▸ **PROBLEM DESCRIPTION**
Search the material for the word "County" and report each line where it turns up.

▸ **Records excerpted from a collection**
»»

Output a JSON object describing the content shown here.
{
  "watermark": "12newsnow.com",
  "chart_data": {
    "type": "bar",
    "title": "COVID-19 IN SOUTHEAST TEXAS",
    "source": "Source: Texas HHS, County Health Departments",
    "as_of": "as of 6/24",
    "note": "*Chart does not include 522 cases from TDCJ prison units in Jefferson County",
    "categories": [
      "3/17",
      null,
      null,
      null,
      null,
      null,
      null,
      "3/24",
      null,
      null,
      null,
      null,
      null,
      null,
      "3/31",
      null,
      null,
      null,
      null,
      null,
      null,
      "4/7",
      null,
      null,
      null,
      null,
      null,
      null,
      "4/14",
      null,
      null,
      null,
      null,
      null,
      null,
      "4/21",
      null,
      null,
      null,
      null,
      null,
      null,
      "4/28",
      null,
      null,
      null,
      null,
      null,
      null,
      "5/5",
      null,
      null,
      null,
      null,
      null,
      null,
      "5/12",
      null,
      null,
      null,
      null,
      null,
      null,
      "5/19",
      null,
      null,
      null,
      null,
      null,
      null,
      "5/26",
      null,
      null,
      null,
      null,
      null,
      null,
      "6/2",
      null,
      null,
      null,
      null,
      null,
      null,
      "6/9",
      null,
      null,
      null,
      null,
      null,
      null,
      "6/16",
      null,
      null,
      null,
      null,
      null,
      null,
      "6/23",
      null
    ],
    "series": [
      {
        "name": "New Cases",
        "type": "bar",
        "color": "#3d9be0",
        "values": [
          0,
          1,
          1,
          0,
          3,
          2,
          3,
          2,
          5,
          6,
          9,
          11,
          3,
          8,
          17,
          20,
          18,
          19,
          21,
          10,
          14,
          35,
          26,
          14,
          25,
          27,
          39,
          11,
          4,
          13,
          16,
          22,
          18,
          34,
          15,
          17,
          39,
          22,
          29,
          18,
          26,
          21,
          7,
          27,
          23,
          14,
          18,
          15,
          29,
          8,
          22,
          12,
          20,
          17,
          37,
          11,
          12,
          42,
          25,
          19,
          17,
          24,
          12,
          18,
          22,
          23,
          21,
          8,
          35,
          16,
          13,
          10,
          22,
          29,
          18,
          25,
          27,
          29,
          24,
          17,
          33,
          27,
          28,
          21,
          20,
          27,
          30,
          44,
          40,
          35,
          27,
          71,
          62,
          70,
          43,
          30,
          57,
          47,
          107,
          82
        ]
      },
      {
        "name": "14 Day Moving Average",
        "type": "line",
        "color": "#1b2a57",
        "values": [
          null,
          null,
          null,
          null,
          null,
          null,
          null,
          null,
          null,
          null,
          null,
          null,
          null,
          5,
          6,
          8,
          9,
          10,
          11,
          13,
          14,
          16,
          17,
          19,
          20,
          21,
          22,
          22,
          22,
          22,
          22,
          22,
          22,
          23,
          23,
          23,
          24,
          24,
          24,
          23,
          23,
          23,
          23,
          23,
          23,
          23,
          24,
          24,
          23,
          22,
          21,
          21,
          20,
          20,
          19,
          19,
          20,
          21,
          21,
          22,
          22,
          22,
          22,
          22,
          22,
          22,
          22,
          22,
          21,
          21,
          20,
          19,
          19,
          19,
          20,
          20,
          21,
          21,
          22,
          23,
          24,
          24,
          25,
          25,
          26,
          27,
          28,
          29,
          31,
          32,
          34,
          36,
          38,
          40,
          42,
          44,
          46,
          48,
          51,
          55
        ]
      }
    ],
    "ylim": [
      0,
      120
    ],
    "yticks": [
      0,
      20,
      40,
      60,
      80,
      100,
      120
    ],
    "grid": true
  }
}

««

▸ **SOLUTION FOR THIS EXERCISE**
    "source": "Source: Texas HHS, County Health Departments",
    "note": "*Chart does not include 522 cases from TDCJ prison units in Jefferson County",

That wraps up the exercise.